Dataset items:
____
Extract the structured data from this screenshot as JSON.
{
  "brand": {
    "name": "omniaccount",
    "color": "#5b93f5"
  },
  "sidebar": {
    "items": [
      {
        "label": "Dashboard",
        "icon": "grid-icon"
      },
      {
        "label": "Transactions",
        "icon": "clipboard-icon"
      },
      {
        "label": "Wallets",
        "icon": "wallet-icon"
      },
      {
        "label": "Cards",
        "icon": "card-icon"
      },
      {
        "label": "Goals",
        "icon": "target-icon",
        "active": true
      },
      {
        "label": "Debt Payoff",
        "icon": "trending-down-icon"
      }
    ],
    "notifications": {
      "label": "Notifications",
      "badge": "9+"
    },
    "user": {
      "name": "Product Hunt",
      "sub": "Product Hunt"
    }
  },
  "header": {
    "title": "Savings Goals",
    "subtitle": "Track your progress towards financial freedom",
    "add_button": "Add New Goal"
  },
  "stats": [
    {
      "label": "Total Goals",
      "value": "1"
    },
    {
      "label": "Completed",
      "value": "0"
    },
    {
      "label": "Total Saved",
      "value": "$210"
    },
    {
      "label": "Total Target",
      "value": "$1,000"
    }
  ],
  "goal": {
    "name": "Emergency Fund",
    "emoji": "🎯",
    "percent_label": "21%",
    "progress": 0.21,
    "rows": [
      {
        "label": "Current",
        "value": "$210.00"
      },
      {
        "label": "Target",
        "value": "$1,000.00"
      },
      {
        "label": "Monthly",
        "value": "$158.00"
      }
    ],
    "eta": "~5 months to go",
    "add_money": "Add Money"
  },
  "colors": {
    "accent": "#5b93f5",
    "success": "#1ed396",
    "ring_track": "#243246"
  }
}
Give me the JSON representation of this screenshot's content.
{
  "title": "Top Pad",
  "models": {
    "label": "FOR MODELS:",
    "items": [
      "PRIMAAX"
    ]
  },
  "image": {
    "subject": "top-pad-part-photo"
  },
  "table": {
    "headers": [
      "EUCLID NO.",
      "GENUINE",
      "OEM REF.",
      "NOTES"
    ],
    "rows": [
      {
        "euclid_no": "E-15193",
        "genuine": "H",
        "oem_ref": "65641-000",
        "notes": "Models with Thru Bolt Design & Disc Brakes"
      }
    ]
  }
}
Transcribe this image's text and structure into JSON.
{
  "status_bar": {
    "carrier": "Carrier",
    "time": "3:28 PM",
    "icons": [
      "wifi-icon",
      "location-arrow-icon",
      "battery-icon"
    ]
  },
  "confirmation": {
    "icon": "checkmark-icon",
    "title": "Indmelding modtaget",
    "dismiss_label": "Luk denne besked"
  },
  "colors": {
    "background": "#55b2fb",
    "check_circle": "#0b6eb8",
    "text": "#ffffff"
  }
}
____
● **STATED EXERCISE**
Beginning at the line that contains "Transcribe this image's", retype each line of the listing up to and including the last one, exactly as it stands, and nothing else.

● **SOLUTION TO THIS PROBLEM**
Transcribe this image's text and structure into JSON.
{
  "status_bar": {
    "carrier": "Carrier",
    "time": "3:28 PM",
    "icons": [
      "wifi-icon",
      "location-arrow-icon",
      "battery-icon"
    ]
  },
  "confirmation": {
    "icon": "checkmark-icon",
    "title": "Indmelding modtaget",
    "dismiss_label": "Luk denne besked"
  },
  "colors": {
    "background": "#55b2fb",
    "check_circle": "#0b6eb8",
    "text": "#ffffff"
  }
}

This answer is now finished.